**Exercise objective**:
Say how many lines hold the string "watermark", and nothing more.

**Supplied records**:
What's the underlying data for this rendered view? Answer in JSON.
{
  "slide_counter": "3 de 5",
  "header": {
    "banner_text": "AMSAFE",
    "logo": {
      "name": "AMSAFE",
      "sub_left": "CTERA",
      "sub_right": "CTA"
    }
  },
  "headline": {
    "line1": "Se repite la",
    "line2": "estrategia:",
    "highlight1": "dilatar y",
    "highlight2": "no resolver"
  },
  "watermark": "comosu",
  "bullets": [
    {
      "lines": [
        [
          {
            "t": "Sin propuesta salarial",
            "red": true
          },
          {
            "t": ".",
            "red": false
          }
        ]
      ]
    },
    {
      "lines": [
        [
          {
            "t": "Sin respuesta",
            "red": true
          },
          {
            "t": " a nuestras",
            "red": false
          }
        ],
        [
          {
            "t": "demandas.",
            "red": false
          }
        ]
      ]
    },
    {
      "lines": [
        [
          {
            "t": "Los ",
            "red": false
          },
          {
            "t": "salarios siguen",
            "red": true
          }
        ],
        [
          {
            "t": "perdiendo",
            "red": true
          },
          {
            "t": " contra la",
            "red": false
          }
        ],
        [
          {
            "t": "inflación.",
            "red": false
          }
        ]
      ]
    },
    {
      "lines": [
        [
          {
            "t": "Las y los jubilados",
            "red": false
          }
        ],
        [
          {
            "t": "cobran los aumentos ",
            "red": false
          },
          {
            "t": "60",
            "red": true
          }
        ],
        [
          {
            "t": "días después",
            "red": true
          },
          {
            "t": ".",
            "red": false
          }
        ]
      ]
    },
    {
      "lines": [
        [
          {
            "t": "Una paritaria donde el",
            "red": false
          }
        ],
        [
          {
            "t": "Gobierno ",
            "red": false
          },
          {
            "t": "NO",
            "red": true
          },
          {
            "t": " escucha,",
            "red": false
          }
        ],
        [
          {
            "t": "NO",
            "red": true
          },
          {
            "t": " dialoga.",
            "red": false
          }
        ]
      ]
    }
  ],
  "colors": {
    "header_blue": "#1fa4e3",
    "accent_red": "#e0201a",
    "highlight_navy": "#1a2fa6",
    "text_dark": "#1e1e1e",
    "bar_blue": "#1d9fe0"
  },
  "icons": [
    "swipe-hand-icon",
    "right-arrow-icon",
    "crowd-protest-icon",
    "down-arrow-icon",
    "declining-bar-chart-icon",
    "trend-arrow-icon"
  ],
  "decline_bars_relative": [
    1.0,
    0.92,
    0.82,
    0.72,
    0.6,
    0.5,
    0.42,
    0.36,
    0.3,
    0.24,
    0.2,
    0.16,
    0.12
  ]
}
--
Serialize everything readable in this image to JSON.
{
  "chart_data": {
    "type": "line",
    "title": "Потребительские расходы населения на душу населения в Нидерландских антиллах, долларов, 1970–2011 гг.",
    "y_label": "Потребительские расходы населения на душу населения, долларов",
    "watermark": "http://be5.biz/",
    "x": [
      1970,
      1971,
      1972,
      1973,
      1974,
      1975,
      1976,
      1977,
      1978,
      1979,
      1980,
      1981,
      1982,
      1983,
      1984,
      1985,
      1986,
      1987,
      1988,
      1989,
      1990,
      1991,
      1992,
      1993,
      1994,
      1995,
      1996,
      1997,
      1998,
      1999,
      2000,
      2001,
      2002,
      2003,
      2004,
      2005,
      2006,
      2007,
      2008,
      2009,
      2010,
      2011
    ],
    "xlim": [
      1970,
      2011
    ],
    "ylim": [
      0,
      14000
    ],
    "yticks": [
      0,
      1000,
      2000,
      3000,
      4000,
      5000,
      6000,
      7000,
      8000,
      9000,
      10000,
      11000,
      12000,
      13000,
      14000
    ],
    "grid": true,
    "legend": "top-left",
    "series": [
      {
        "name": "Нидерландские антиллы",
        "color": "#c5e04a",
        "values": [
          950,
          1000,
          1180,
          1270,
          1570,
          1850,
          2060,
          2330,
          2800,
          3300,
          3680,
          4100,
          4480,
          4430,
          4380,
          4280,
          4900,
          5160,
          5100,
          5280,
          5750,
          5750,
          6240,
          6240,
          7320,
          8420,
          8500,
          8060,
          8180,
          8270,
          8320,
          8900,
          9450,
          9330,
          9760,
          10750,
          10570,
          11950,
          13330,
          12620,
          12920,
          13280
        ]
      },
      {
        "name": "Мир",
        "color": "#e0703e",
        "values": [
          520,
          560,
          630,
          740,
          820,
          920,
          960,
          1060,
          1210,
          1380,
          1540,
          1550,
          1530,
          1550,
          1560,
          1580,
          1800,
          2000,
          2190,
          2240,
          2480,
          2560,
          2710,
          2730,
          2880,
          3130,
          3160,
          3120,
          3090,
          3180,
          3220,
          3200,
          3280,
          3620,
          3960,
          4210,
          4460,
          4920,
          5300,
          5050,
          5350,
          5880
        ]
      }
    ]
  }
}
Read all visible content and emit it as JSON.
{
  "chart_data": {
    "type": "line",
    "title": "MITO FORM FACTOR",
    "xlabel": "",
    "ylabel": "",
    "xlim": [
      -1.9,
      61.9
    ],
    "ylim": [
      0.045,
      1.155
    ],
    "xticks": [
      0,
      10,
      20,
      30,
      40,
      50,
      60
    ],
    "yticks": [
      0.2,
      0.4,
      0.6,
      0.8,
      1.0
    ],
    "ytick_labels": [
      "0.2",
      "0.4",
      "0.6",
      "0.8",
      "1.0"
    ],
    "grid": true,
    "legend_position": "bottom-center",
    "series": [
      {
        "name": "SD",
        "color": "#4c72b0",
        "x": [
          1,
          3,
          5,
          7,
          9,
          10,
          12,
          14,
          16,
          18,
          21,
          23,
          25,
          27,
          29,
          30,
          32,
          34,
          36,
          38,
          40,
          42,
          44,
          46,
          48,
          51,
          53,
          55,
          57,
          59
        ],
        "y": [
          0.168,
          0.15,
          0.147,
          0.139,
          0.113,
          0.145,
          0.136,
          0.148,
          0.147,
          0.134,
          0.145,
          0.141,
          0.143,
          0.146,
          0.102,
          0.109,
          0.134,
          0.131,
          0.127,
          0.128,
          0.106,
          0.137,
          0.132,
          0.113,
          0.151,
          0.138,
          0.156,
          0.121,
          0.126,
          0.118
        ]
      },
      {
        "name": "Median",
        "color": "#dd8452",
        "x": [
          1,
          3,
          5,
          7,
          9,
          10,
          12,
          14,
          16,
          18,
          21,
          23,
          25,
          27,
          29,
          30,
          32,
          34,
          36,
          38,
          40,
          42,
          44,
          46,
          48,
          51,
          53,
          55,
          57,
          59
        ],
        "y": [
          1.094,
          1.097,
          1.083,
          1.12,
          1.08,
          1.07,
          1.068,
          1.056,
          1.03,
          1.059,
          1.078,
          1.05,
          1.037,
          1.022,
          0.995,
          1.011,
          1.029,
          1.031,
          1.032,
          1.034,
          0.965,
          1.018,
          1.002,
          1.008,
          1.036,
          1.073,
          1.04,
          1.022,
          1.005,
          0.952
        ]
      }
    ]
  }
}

**Completed exercise**:
2